Goal
Using the data below, tally the lines that include the string "Transform". Only the number is wanted.

Source material
++++++

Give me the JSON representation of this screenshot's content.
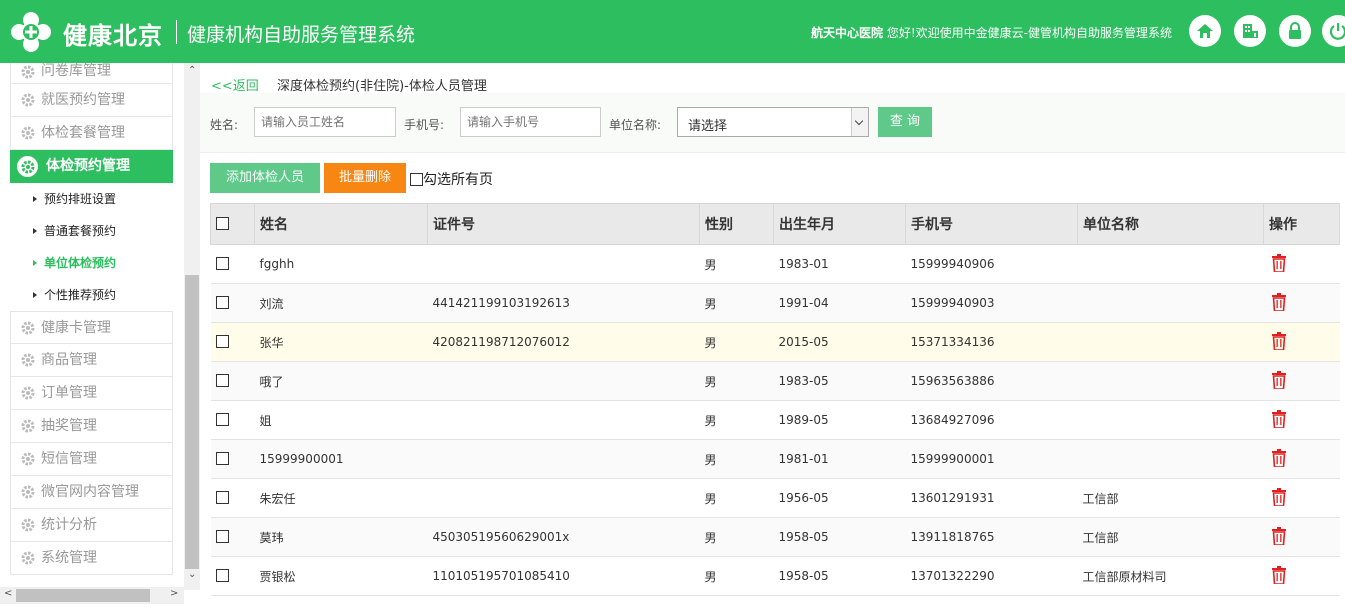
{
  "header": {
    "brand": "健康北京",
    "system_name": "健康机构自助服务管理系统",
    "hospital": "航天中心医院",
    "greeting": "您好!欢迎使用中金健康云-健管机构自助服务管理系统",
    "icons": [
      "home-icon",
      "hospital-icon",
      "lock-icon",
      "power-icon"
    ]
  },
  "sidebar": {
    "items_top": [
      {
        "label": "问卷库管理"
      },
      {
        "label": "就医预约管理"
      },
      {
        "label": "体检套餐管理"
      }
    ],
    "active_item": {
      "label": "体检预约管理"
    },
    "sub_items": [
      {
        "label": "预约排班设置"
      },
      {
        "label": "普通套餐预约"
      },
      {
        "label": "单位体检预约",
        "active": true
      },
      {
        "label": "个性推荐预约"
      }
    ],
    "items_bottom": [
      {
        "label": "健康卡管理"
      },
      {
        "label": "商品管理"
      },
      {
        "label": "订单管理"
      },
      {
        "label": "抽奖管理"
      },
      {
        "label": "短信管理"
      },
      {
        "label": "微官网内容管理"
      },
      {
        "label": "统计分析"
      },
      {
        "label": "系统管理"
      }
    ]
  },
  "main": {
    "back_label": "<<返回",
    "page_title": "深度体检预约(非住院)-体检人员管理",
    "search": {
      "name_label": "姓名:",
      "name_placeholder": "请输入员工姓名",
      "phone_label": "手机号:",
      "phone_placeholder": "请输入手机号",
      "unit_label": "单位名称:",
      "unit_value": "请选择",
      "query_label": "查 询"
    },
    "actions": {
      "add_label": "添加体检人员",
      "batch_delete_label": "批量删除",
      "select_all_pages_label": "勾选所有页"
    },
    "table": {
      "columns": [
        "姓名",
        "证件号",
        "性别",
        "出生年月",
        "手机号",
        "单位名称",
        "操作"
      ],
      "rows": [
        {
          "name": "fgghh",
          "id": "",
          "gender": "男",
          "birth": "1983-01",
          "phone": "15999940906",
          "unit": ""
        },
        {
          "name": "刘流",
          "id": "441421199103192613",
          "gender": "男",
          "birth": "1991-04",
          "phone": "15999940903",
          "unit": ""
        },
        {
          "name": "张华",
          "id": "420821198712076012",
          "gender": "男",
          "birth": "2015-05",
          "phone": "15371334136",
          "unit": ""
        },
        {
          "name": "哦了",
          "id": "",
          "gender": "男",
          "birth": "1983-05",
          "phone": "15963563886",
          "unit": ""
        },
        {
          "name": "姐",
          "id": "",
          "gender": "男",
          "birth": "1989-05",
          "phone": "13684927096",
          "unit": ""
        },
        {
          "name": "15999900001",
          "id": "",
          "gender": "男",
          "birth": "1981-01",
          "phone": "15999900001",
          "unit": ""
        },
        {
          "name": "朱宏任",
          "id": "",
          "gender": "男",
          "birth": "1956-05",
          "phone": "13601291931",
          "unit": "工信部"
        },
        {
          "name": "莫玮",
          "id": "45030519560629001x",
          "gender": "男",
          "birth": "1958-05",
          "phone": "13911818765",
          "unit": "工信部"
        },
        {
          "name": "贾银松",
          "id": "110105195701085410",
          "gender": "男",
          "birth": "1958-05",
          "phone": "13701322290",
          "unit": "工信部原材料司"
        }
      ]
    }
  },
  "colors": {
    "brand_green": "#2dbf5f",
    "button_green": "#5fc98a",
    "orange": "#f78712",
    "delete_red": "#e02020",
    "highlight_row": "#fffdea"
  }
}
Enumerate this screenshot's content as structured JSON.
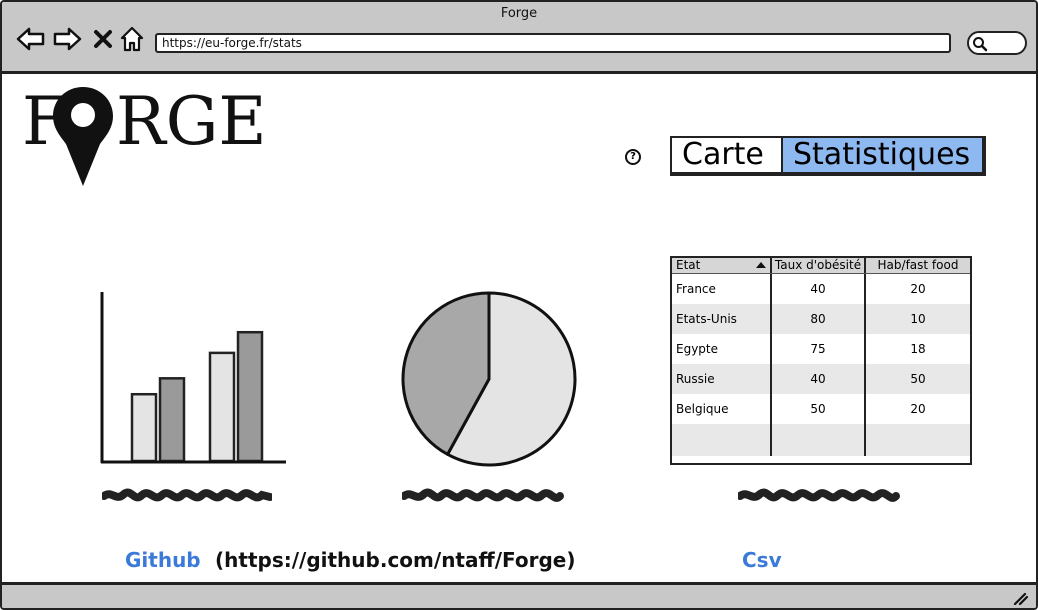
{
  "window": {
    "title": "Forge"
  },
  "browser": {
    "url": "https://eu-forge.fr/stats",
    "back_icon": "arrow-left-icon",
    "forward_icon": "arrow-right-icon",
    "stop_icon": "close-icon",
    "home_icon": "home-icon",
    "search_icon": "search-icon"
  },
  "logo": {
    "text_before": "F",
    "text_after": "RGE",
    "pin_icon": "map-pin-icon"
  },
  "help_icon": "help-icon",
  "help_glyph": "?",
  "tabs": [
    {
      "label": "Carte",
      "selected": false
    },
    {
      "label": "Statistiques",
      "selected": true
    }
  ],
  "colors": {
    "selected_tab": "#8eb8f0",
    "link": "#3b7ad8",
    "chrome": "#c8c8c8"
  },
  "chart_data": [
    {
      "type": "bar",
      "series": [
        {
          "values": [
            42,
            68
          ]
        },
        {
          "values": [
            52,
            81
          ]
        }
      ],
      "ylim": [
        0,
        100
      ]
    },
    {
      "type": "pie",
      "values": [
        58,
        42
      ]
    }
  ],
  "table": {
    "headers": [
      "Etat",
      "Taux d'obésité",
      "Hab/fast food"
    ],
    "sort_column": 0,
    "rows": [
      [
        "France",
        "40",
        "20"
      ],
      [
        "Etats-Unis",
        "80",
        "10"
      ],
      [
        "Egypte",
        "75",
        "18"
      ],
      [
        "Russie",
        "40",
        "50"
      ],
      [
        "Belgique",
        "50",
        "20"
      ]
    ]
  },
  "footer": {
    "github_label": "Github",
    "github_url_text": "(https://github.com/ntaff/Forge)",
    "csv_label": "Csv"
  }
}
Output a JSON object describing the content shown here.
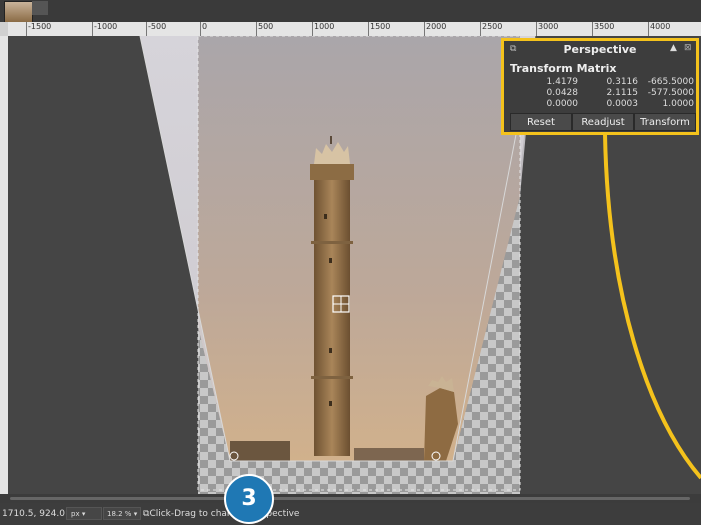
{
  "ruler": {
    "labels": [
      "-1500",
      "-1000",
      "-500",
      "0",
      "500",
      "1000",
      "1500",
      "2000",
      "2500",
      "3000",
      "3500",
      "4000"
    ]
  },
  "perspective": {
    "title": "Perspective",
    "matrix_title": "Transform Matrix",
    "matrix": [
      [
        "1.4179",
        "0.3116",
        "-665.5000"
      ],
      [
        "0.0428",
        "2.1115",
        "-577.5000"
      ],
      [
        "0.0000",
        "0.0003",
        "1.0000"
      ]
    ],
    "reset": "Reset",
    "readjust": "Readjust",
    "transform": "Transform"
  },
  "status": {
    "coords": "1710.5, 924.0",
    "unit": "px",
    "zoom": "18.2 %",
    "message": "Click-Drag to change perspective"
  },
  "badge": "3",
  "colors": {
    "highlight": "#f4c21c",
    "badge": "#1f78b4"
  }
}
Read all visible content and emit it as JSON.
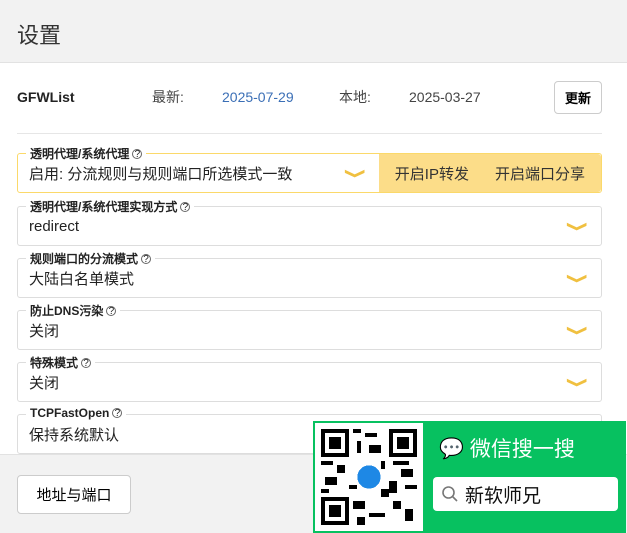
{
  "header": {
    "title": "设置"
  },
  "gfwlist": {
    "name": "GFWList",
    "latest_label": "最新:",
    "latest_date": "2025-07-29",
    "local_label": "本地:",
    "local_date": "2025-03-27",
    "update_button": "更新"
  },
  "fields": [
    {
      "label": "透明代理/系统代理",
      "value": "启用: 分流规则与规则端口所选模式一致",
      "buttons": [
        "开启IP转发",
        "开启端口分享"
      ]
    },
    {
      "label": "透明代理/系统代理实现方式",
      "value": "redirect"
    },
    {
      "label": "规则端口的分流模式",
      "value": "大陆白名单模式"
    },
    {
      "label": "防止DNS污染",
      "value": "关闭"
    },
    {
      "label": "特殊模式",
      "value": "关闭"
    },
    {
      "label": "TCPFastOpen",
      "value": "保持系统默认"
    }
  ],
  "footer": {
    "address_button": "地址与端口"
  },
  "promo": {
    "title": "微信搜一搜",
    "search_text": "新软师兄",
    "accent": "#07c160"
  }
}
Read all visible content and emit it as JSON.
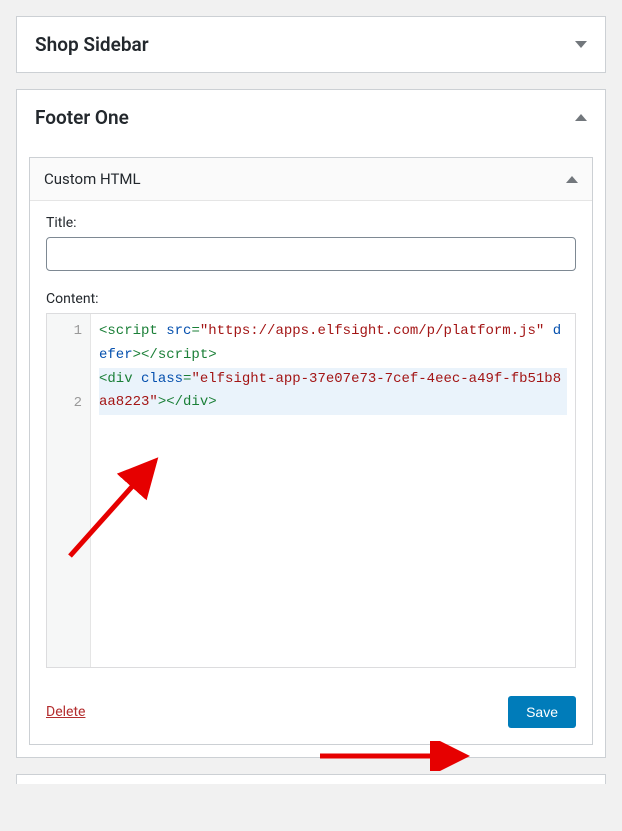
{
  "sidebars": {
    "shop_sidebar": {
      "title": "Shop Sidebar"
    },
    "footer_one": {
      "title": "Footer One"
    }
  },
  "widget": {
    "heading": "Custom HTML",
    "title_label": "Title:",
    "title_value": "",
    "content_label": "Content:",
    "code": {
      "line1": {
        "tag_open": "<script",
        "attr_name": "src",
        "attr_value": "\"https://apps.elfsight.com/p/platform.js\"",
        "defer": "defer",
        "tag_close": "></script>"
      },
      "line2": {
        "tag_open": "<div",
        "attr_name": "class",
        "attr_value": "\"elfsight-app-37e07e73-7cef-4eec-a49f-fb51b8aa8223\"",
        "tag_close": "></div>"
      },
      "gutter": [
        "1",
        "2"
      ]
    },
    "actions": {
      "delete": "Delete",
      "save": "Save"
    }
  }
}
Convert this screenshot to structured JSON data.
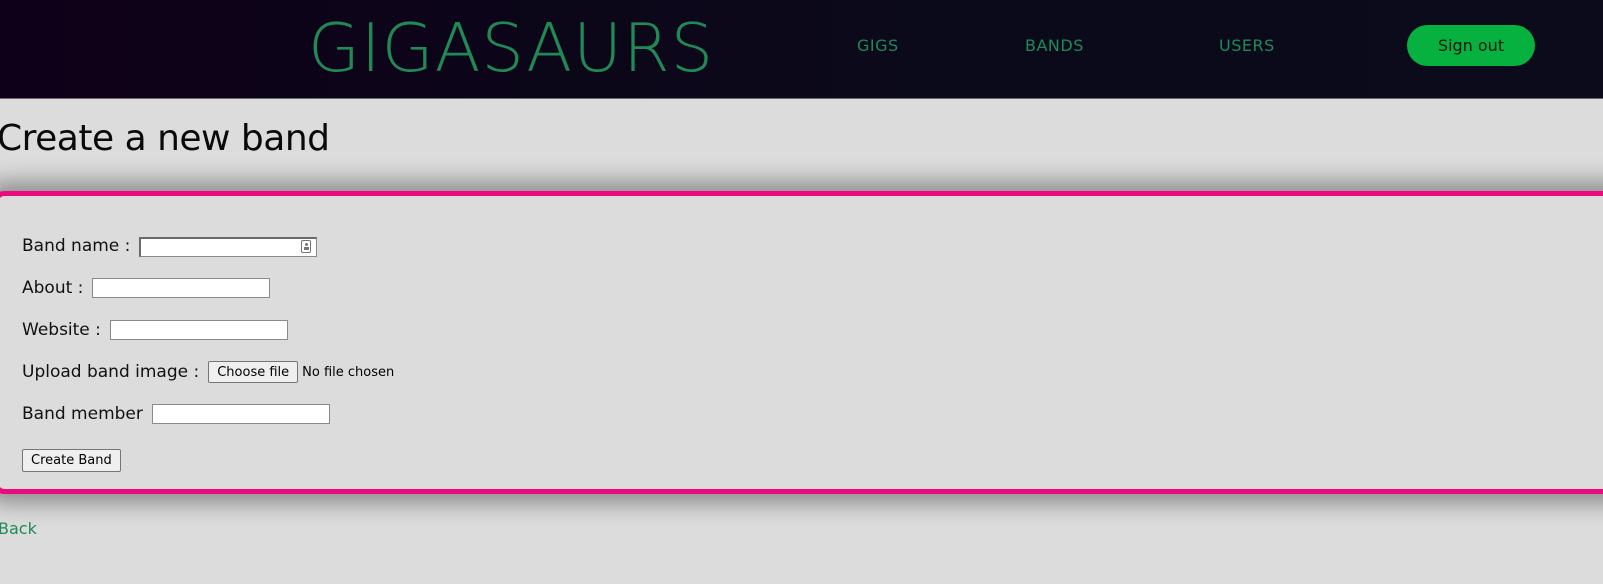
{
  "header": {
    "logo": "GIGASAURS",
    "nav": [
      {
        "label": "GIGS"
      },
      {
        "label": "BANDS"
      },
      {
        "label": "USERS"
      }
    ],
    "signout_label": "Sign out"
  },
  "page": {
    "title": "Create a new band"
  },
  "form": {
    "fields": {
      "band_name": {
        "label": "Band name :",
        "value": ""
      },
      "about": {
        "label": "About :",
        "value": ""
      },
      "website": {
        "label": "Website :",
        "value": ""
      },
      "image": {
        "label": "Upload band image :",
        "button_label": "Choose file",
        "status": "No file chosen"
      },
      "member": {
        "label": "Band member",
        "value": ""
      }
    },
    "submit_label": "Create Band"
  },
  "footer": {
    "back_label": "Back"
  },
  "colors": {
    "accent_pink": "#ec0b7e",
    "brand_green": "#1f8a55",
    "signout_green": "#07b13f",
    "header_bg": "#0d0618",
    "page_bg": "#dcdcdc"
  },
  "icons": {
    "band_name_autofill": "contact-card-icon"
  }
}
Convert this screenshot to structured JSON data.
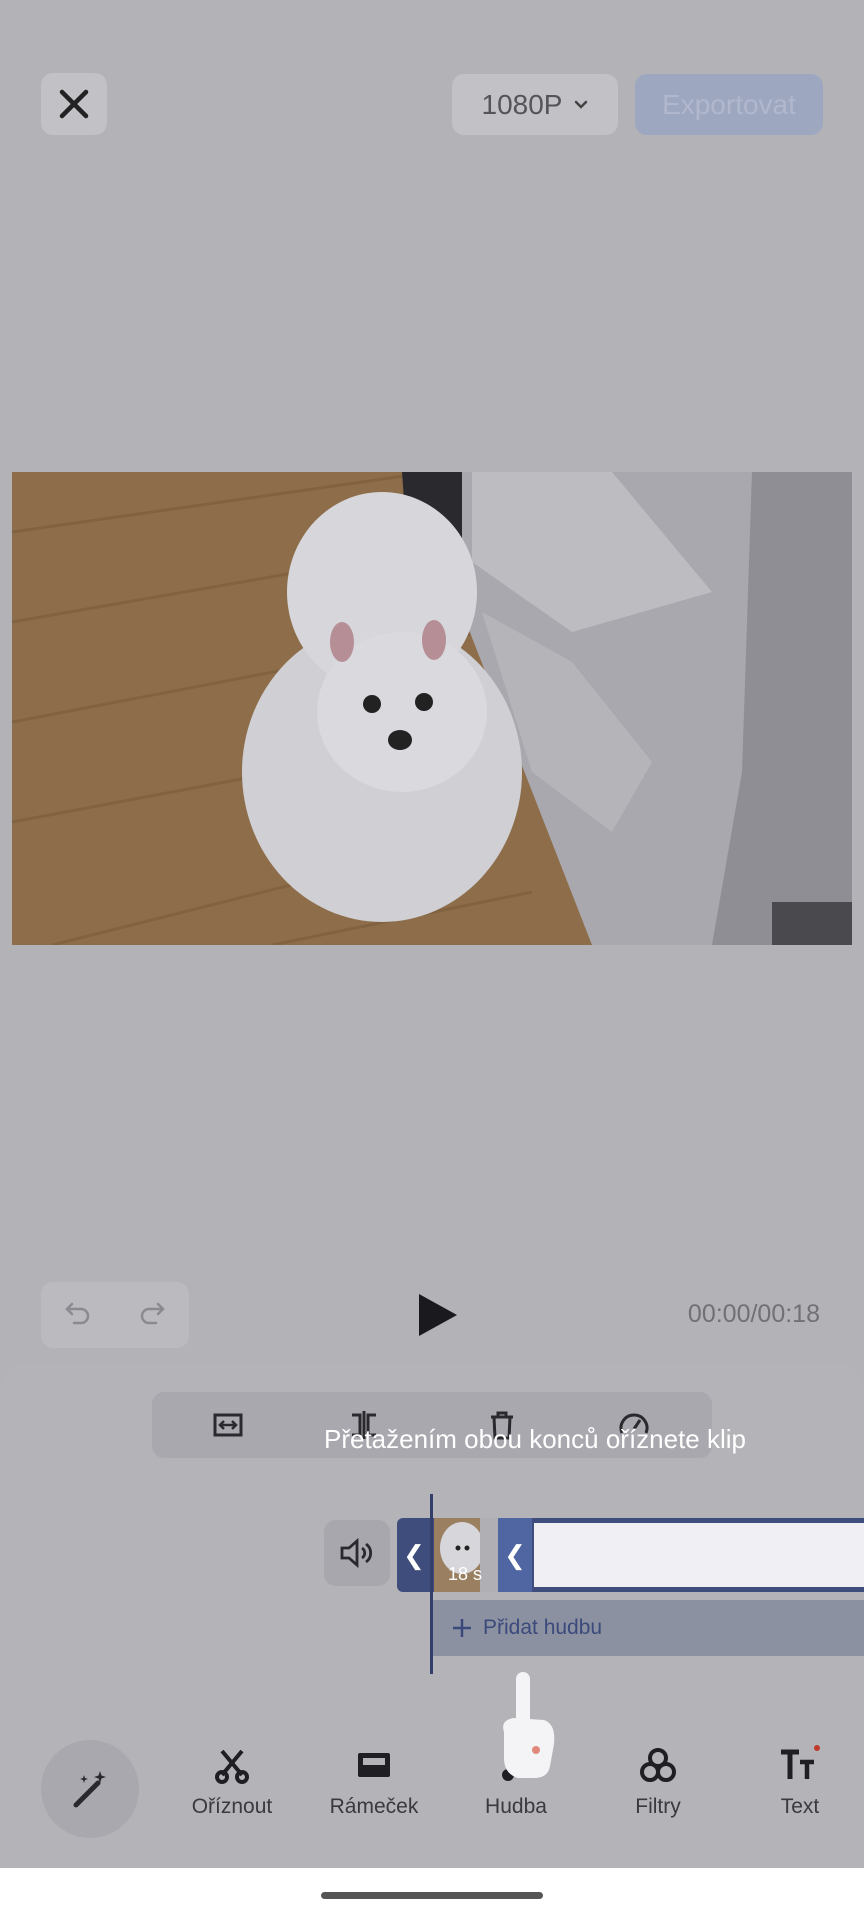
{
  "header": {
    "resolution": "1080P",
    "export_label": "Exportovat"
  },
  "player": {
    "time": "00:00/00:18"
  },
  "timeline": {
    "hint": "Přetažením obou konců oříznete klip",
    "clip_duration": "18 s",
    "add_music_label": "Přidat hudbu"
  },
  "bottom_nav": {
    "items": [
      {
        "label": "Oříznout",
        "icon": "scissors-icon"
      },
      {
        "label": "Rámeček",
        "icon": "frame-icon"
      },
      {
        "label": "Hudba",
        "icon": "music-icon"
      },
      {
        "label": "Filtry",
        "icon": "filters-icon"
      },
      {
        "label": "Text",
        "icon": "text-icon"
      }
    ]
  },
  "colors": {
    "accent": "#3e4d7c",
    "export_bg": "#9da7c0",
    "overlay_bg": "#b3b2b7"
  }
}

++++++

Answer to the problem
2